* **To be done**: Repeat the entire listing exactly as written.

* **Records for the exercise**:
* * * * *

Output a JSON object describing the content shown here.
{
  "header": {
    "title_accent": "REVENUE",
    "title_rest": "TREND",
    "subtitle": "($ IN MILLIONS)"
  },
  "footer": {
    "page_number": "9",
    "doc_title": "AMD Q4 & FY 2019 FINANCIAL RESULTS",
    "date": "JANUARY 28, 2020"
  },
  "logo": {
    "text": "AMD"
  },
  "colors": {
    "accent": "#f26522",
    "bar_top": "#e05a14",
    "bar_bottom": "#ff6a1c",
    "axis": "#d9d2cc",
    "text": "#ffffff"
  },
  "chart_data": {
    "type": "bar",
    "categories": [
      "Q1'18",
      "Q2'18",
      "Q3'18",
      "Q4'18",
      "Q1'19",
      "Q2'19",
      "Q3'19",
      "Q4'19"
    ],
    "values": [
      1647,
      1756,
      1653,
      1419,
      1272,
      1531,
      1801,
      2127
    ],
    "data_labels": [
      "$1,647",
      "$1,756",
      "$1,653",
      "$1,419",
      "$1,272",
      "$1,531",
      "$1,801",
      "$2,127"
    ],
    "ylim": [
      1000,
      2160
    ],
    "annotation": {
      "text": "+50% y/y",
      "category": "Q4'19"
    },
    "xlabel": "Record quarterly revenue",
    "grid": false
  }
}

* * * * *

* **Exercise answer**:
Output a JSON object describing the content shown here.
{
  "header": {
    "title_accent": "REVENUE",
    "title_rest": "TREND",
    "subtitle": "($ IN MILLIONS)"
  },
  "footer": {
    "page_number": "9",
    "doc_title": "AMD Q4 & FY 2019 FINANCIAL RESULTS",
    "date": "JANUARY 28, 2020"
  },
  "logo": {
    "text": "AMD"
  },
  "colors": {
    "accent": "#f26522",
    "bar_top": "#e05a14",
    "bar_bottom": "#ff6a1c",
    "axis": "#d9d2cc",
    "text": "#ffffff"
  },
  "chart_data": {
    "type": "bar",
    "categories": [
      "Q1'18",
      "Q2'18",
      "Q3'18",
      "Q4'18",
      "Q1'19",
      "Q2'19",
      "Q3'19",
      "Q4'19"
    ],
    "values": [
      1647,
      1756,
      1653,
      1419,
      1272,
      1531,
      1801,
      2127
    ],
    "data_labels": [
      "$1,647",
      "$1,756",
      "$1,653",
      "$1,419",
      "$1,272",
      "$1,531",
      "$1,801",
      "$2,127"
    ],
    "ylim": [
      1000,
      2160
    ],
    "annotation": {
      "text": "+50% y/y",
      "category": "Q4'19"
    },
    "xlabel": "Record quarterly revenue",
    "grid": false
  }
}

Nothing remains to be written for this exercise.